### Instructions for the task
Retype the whole listing verbatim and keep the pictures out of it.
== Input for this task
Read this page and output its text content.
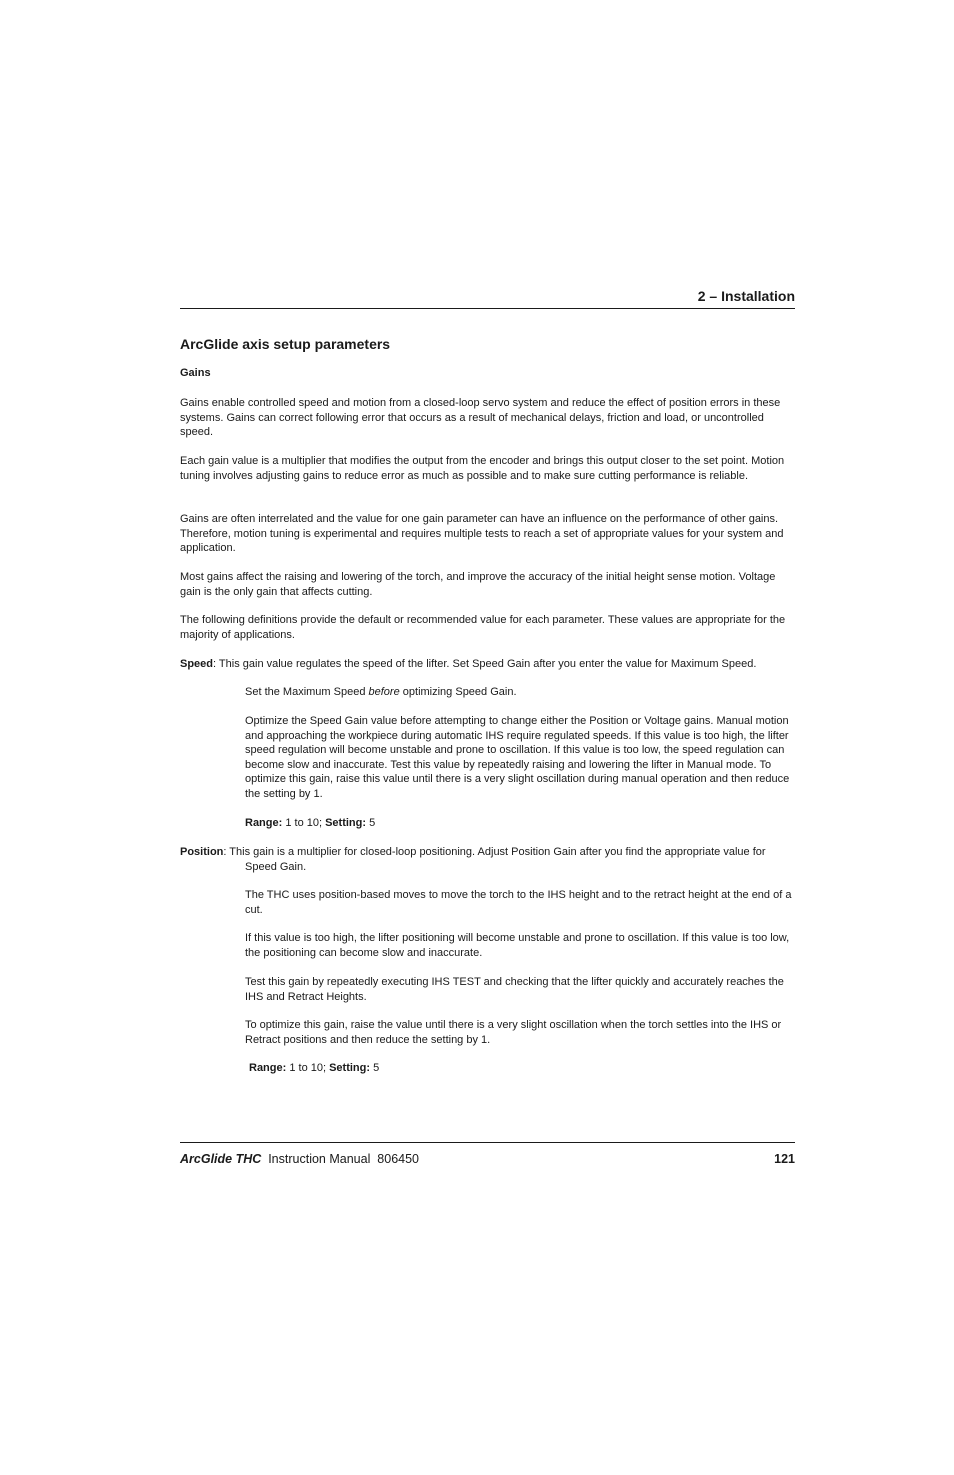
2 – Installation
ArcGlide axis setup parameters
Gains

Gains enable controlled speed and motion from a closed-loop servo system and reduce the effect of position errors in these systems. Gains can correct following error that occurs as a result of mechanical delays, friction and load, or uncontrolled speed.

Each gain value is a multiplier that modifies the output from the encoder and brings this output closer to the set point. Motion tuning involves adjusting gains to reduce error as much as possible and to make sure cutting performance is reliable.

Gains are often interrelated and the value for one gain parameter can have an influence on the performance of other gains. Therefore, motion tuning is experimental and requires multiple tests to reach a set of appropriate values for your system and application.

Most gains affect the raising and lowering of the torch, and improve the accuracy of the initial height sense motion. Voltage gain is the only gain that affects cutting.

The following definitions provide the default or recommended value for each parameter. These values are appropriate for the majority of applications.

Speed: This gain value regulates the speed of the lifter. Set Speed Gain after you enter the value for Maximum Speed.

Set the Maximum Speed before optimizing Speed Gain.

Optimize the Speed Gain value before attempting to change either the Position or Voltage gains. Manual motion and approaching the workpiece during automatic IHS require regulated speeds. If this value is too high, the lifter speed regulation will become unstable and prone to oscillation. If this value is too low, the speed regulation can become slow and inaccurate. Test this value by repeatedly raising and lowering the lifter in Manual mode. To optimize this gain, raise this value until there is a very slight oscillation during manual operation and then reduce the setting by 1.

Range: 1 to 10; Setting: 5

Position: This gain is a multiplier for closed-loop positioning. Adjust Position Gain after you find the appropriate value for Speed Gain.

The THC uses position-based moves to move the torch to the IHS height and to the retract height at the end of a cut.

If this value is too high, the lifter positioning will become unstable and prone to oscillation. If this value is too low, the positioning can become slow and inaccurate.

Test this gain by repeatedly executing IHS TEST and checking that the lifter quickly and accurately reaches the IHS and Retract Heights.

To optimize this gain, raise the value until there is a very slight oscillation when the torch settles into the IHS or Retract positions and then reduce the setting by 1.

Range: 1 to 10; Setting: 5

ArcGlide THC  Instruction Manual  806450	121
====
### Answer to this task
Read this page and output its text content.
2 – Installation
ArcGlide axis setup parameters
Gains

Gains enable controlled speed and motion from a closed-loop servo system and reduce the effect of position errors in these systems. Gains can correct following error that occurs as a result of mechanical delays, friction and load, or uncontrolled speed.

Each gain value is a multiplier that modifies the output from the encoder and brings this output closer to the set point. Motion tuning involves adjusting gains to reduce error as much as possible and to make sure cutting performance is reliable.

Gains are often interrelated and the value for one gain parameter can have an influence on the performance of other gains. Therefore, motion tuning is experimental and requires multiple tests to reach a set of appropriate values for your system and application.

Most gains affect the raising and lowering of the torch, and improve the accuracy of the initial height sense motion. Voltage gain is the only gain that affects cutting.

The following definitions provide the default or recommended value for each parameter. These values are appropriate for the majority of applications.

Speed: This gain value regulates the speed of the lifter. Set Speed Gain after you enter the value for Maximum Speed.

Set the Maximum Speed before optimizing Speed Gain.

Optimize the Speed Gain value before attempting to change either the Position or Voltage gains. Manual motion and approaching the workpiece during automatic IHS require regulated speeds. If this value is too high, the lifter speed regulation will become unstable and prone to oscillation. If this value is too low, the speed regulation can become slow and inaccurate. Test this value by repeatedly raising and lowering the lifter in Manual mode. To optimize this gain, raise this value until there is a very slight oscillation during manual operation and then reduce the setting by 1.

Range: 1 to 10; Setting: 5

Position: This gain is a multiplier for closed-loop positioning. Adjust Position Gain after you find the appropriate value for Speed Gain.

The THC uses position-based moves to move the torch to the IHS height and to the retract height at the end of a cut.

If this value is too high, the lifter positioning will become unstable and prone to oscillation. If this value is too low, the positioning can become slow and inaccurate.

Test this gain by repeatedly executing IHS TEST and checking that the lifter quickly and accurately reaches the IHS and Retract Heights.

To optimize this gain, raise the value until there is a very slight oscillation when the torch settles into the IHS or Retract positions and then reduce the setting by 1.

Range: 1 to 10; Setting: 5

ArcGlide THC  Instruction Manual  806450	121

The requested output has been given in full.